# [Problem description]
Output every line exactly as written. Leave out pictures.

# [Data records]

....

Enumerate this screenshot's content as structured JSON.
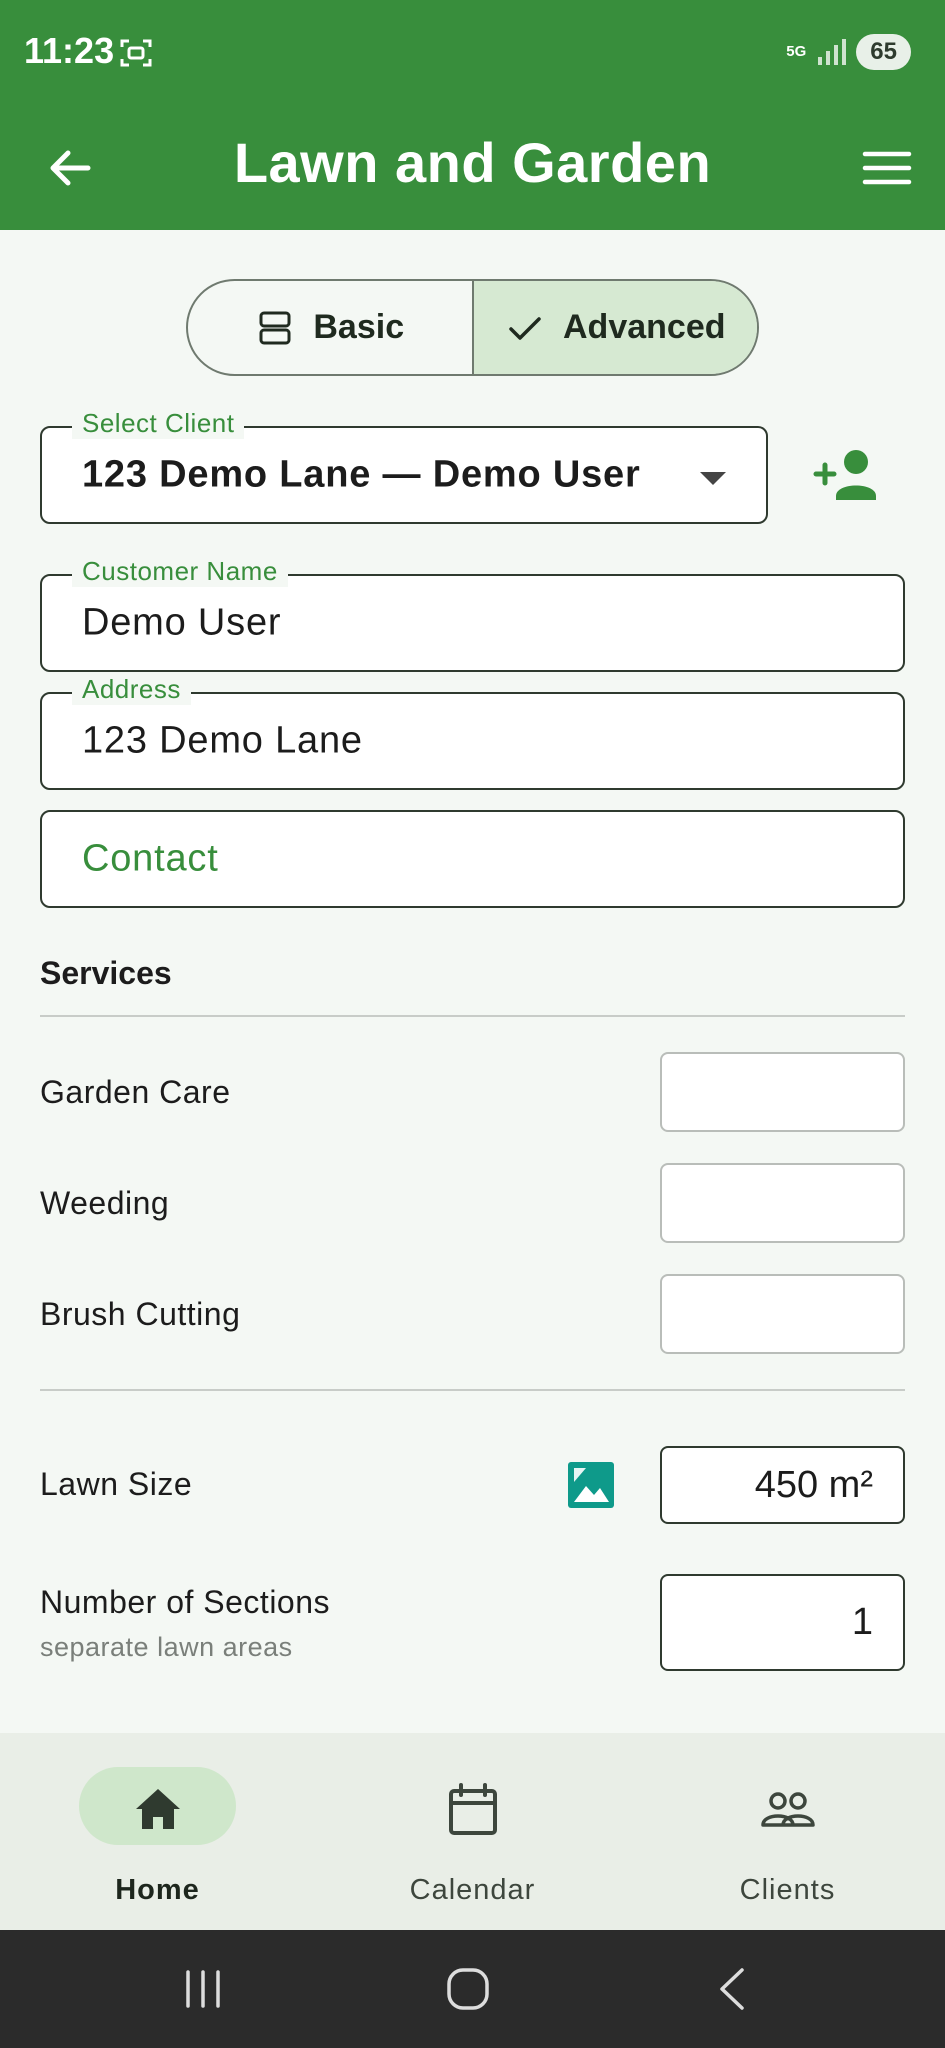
{
  "status_bar": {
    "time": "11:23",
    "network": "5G",
    "battery": "65"
  },
  "app_bar": {
    "title": "Lawn and Garden"
  },
  "mode_toggle": {
    "options": [
      {
        "label": "Basic",
        "selected": false
      },
      {
        "label": "Advanced",
        "selected": true
      }
    ]
  },
  "form": {
    "select_client": {
      "label": "Select Client",
      "value": "123 Demo Lane — Demo User"
    },
    "customer_name": {
      "label": "Customer Name",
      "value": "Demo User"
    },
    "address": {
      "label": "Address",
      "value": "123 Demo Lane"
    },
    "contact": {
      "placeholder": "Contact"
    }
  },
  "services": {
    "title": "Services",
    "items": [
      {
        "label": "Garden Care",
        "value": ""
      },
      {
        "label": "Weeding",
        "value": ""
      },
      {
        "label": "Brush Cutting",
        "value": ""
      }
    ]
  },
  "lawn_size": {
    "label": "Lawn Size",
    "value": "450 m²"
  },
  "sections": {
    "label": "Number of Sections",
    "sublabel": "separate lawn areas",
    "value": "1"
  },
  "bottom_nav": {
    "items": [
      {
        "label": "Home",
        "active": true
      },
      {
        "label": "Calendar",
        "active": false
      },
      {
        "label": "Clients",
        "active": false
      }
    ]
  },
  "colors": {
    "primary": "#388e3c",
    "selected_bg": "#d6e9d2",
    "teal_icon": "#0e9a8a"
  }
}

....

# [Result of the task]
Enumerate this screenshot's content as structured JSON.
{
  "status_bar": {
    "time": "11:23",
    "network": "5G",
    "battery": "65"
  },
  "app_bar": {
    "title": "Lawn and Garden"
  },
  "mode_toggle": {
    "options": [
      {
        "label": "Basic",
        "selected": false
      },
      {
        "label": "Advanced",
        "selected": true
      }
    ]
  },
  "form": {
    "select_client": {
      "label": "Select Client",
      "value": "123 Demo Lane — Demo User"
    },
    "customer_name": {
      "label": "Customer Name",
      "value": "Demo User"
    },
    "address": {
      "label": "Address",
      "value": "123 Demo Lane"
    },
    "contact": {
      "placeholder": "Contact"
    }
  },
  "services": {
    "title": "Services",
    "items": [
      {
        "label": "Garden Care",
        "value": ""
      },
      {
        "label": "Weeding",
        "value": ""
      },
      {
        "label": "Brush Cutting",
        "value": ""
      }
    ]
  },
  "lawn_size": {
    "label": "Lawn Size",
    "value": "450 m²"
  },
  "sections": {
    "label": "Number of Sections",
    "sublabel": "separate lawn areas",
    "value": "1"
  },
  "bottom_nav": {
    "items": [
      {
        "label": "Home",
        "active": true
      },
      {
        "label": "Calendar",
        "active": false
      },
      {
        "label": "Clients",
        "active": false
      }
    ]
  },
  "colors": {
    "primary": "#388e3c",
    "selected_bg": "#d6e9d2",
    "teal_icon": "#0e9a8a"
  }
}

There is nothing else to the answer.